AIM OF THE TASK
The records below are to be repeated in full, exactly as they are.

RECORDED DATA

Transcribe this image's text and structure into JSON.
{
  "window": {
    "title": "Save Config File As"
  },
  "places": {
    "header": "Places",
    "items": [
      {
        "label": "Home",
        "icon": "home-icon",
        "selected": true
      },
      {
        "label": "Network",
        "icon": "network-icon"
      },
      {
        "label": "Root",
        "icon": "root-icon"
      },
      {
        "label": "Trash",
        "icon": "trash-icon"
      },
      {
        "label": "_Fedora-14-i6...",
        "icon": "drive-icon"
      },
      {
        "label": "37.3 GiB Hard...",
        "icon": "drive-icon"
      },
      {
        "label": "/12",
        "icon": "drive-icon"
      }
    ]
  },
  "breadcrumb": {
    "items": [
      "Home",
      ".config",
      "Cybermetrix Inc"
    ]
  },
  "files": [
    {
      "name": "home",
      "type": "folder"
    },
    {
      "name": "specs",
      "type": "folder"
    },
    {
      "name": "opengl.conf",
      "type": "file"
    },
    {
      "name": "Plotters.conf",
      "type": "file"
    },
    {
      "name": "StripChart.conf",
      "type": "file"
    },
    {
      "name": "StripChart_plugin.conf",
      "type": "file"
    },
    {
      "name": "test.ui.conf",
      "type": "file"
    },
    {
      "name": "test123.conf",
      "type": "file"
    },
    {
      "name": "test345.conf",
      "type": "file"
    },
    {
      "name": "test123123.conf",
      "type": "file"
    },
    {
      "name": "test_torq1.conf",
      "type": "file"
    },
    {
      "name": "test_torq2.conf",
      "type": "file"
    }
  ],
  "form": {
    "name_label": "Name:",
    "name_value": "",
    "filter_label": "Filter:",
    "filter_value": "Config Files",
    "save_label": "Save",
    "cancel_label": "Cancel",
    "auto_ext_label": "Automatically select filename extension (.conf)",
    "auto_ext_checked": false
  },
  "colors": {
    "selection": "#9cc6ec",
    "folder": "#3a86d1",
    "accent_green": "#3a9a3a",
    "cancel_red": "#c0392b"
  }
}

SOLUTION TO THIS EXERCISE
Transcribe this image's text and structure into JSON.
{
  "window": {
    "title": "Save Config File As"
  },
  "places": {
    "header": "Places",
    "items": [
      {
        "label": "Home",
        "icon": "home-icon",
        "selected": true
      },
      {
        "label": "Network",
        "icon": "network-icon"
      },
      {
        "label": "Root",
        "icon": "root-icon"
      },
      {
        "label": "Trash",
        "icon": "trash-icon"
      },
      {
        "label": "_Fedora-14-i6...",
        "icon": "drive-icon"
      },
      {
        "label": "37.3 GiB Hard...",
        "icon": "drive-icon"
      },
      {
        "label": "/12",
        "icon": "drive-icon"
      }
    ]
  },
  "breadcrumb": {
    "items": [
      "Home",
      ".config",
      "Cybermetrix Inc"
    ]
  },
  "files": [
    {
      "name": "home",
      "type": "folder"
    },
    {
      "name": "specs",
      "type": "folder"
    },
    {
      "name": "opengl.conf",
      "type": "file"
    },
    {
      "name": "Plotters.conf",
      "type": "file"
    },
    {
      "name": "StripChart.conf",
      "type": "file"
    },
    {
      "name": "StripChart_plugin.conf",
      "type": "file"
    },
    {
      "name": "test.ui.conf",
      "type": "file"
    },
    {
      "name": "test123.conf",
      "type": "file"
    },
    {
      "name": "test345.conf",
      "type": "file"
    },
    {
      "name": "test123123.conf",
      "type": "file"
    },
    {
      "name": "test_torq1.conf",
      "type": "file"
    },
    {
      "name": "test_torq2.conf",
      "type": "file"
    }
  ],
  "form": {
    "name_label": "Name:",
    "name_value": "",
    "filter_label": "Filter:",
    "filter_value": "Config Files",
    "save_label": "Save",
    "cancel_label": "Cancel",
    "auto_ext_label": "Automatically select filename extension (.conf)",
    "auto_ext_checked": false
  },
  "colors": {
    "selection": "#9cc6ec",
    "folder": "#3a86d1",
    "accent_green": "#3a9a3a",
    "cancel_red": "#c0392b"
  }
}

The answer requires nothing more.